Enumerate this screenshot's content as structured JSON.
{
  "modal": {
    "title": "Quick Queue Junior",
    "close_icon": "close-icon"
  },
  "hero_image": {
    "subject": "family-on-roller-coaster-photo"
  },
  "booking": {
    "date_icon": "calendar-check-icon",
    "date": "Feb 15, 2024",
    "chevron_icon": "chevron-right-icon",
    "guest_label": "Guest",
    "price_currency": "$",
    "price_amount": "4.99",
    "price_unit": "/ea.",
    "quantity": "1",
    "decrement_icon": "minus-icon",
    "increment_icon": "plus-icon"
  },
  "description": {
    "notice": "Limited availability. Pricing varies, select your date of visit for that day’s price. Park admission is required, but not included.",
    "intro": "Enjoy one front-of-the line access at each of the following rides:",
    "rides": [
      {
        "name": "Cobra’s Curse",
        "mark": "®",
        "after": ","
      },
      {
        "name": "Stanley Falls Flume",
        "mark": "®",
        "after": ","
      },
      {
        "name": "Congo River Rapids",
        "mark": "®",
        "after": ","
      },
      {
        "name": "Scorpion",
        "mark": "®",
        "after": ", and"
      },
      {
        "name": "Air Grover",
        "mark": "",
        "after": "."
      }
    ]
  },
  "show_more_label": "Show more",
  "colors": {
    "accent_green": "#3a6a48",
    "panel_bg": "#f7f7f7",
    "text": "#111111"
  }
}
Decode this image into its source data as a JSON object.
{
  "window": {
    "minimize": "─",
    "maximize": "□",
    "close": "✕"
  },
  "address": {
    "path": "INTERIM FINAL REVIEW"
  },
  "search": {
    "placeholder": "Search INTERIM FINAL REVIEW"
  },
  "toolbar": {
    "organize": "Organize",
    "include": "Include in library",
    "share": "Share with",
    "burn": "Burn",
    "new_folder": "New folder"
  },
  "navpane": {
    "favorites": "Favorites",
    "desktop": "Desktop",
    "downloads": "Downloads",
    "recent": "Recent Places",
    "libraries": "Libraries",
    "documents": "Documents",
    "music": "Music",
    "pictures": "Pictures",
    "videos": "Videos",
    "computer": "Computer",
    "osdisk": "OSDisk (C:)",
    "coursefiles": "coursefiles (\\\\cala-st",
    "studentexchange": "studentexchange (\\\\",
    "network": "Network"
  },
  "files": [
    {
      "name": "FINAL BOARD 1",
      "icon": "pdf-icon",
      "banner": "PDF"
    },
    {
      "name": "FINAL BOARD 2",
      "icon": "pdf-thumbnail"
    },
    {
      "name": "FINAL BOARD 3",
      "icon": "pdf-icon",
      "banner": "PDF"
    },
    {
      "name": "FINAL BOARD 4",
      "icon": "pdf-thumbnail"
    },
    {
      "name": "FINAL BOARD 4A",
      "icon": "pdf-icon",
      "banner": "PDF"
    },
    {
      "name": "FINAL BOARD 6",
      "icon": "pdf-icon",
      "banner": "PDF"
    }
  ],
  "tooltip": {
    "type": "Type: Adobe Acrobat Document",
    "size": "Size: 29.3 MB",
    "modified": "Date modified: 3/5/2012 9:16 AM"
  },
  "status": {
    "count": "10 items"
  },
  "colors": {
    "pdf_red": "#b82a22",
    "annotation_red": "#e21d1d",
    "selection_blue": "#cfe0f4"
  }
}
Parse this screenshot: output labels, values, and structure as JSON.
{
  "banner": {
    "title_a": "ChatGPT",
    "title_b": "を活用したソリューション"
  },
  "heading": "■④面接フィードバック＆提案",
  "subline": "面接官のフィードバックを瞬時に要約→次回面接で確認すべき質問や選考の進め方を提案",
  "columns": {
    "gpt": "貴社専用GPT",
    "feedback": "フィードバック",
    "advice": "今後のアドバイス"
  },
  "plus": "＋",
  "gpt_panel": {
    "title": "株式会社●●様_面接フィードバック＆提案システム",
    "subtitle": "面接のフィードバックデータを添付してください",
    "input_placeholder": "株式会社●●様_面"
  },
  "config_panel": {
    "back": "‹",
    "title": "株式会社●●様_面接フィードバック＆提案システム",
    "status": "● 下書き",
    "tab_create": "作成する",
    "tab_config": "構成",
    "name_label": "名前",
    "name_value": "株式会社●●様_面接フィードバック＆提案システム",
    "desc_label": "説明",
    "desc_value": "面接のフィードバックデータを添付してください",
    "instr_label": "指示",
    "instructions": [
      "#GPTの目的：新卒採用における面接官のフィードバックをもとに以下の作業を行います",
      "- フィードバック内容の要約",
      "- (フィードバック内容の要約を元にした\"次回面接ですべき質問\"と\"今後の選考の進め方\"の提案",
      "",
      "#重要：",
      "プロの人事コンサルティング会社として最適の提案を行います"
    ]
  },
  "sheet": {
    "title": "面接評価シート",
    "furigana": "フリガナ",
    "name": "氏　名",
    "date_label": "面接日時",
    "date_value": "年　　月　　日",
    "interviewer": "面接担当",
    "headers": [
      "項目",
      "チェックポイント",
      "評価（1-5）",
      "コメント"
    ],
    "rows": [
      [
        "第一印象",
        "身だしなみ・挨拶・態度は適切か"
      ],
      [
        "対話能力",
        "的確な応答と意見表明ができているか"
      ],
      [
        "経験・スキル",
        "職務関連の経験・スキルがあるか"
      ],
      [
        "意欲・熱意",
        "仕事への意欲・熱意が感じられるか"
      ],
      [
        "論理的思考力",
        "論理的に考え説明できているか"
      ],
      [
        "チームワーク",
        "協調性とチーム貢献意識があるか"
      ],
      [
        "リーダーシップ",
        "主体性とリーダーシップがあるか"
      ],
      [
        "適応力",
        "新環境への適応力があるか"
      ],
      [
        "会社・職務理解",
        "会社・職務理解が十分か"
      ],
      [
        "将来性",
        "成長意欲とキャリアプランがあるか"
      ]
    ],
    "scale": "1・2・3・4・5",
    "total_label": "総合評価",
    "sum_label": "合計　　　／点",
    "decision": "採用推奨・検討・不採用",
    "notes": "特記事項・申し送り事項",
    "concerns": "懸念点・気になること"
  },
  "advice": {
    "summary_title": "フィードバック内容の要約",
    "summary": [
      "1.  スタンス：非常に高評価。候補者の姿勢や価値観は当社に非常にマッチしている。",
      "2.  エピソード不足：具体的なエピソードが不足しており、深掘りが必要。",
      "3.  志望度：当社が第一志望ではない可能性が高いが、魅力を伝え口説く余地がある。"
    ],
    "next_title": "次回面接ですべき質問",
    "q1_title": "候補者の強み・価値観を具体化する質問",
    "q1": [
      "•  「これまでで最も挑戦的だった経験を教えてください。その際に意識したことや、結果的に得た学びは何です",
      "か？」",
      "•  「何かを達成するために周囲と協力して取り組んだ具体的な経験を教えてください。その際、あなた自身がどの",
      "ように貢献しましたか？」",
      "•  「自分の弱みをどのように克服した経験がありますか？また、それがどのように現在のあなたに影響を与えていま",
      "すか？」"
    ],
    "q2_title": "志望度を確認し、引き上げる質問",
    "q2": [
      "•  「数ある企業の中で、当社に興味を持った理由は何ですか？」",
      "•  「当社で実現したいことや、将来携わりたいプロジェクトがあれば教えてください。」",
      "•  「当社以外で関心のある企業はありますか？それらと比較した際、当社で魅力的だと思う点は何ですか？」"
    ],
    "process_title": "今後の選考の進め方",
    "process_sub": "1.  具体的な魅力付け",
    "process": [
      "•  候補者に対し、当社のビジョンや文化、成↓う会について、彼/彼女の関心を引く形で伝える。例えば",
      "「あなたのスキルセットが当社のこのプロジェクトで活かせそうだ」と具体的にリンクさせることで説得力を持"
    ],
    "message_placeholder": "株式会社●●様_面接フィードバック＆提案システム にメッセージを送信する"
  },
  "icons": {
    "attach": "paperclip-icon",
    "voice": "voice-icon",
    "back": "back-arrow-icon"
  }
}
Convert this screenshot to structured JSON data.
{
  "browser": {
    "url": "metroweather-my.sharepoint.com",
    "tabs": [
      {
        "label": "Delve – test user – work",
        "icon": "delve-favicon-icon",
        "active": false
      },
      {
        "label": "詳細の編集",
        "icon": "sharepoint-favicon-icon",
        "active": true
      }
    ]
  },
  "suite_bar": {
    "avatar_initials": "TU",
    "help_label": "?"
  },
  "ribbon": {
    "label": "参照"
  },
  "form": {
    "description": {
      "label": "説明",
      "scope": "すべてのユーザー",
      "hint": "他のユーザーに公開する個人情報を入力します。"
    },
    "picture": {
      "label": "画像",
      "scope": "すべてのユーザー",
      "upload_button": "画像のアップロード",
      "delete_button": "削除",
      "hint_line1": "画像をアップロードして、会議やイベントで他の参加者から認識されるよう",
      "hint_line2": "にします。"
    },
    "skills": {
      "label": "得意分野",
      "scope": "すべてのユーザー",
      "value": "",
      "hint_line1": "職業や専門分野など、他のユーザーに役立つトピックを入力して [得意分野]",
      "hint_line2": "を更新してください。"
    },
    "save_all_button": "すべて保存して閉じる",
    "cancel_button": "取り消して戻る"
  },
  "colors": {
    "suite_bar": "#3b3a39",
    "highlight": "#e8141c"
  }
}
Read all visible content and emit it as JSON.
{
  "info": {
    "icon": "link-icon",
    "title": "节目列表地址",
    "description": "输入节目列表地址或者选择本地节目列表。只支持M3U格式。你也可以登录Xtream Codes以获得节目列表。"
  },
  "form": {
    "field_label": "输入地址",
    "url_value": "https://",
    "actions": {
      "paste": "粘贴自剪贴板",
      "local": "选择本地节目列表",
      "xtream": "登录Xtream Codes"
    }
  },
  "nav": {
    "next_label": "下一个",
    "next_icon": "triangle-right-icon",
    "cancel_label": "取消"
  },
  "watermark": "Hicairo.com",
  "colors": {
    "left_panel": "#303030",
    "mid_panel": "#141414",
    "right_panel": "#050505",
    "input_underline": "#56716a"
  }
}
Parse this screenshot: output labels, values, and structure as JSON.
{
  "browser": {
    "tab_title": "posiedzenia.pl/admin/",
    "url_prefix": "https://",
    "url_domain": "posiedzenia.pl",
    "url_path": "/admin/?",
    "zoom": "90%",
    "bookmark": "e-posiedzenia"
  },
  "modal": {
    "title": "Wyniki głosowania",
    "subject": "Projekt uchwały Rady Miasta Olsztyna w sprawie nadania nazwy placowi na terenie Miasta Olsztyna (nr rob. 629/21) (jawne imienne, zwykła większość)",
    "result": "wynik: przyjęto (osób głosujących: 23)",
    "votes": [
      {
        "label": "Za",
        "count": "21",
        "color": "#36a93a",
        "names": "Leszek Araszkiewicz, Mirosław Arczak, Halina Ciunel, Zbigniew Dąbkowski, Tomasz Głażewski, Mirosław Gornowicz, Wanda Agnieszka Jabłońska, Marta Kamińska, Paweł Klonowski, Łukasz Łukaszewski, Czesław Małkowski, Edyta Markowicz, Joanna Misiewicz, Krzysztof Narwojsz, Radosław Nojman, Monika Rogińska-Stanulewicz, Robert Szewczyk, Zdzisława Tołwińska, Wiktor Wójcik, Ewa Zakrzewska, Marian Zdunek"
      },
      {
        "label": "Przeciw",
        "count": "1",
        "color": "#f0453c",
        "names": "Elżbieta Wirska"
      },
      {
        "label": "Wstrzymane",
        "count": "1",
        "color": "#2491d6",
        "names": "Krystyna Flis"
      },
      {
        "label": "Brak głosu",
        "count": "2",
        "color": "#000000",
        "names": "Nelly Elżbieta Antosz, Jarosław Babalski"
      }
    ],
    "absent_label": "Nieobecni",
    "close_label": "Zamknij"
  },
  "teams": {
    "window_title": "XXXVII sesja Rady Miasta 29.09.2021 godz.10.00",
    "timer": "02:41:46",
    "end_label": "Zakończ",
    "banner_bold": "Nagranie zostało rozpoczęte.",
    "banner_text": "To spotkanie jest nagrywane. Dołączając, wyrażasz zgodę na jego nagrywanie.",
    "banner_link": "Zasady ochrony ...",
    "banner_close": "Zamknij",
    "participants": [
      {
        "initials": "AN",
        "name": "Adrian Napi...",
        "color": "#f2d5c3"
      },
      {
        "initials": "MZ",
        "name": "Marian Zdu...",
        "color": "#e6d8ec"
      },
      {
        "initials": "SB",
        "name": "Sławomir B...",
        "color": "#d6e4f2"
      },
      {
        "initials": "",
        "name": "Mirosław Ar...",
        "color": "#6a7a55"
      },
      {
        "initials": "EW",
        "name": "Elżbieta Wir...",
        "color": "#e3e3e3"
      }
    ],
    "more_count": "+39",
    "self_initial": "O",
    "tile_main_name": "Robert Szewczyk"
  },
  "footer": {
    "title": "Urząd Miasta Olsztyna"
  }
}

> [Direction]
Work through the data and report how many of its lines hold the word "this", giving only the figure.

> [Exercise solution]
5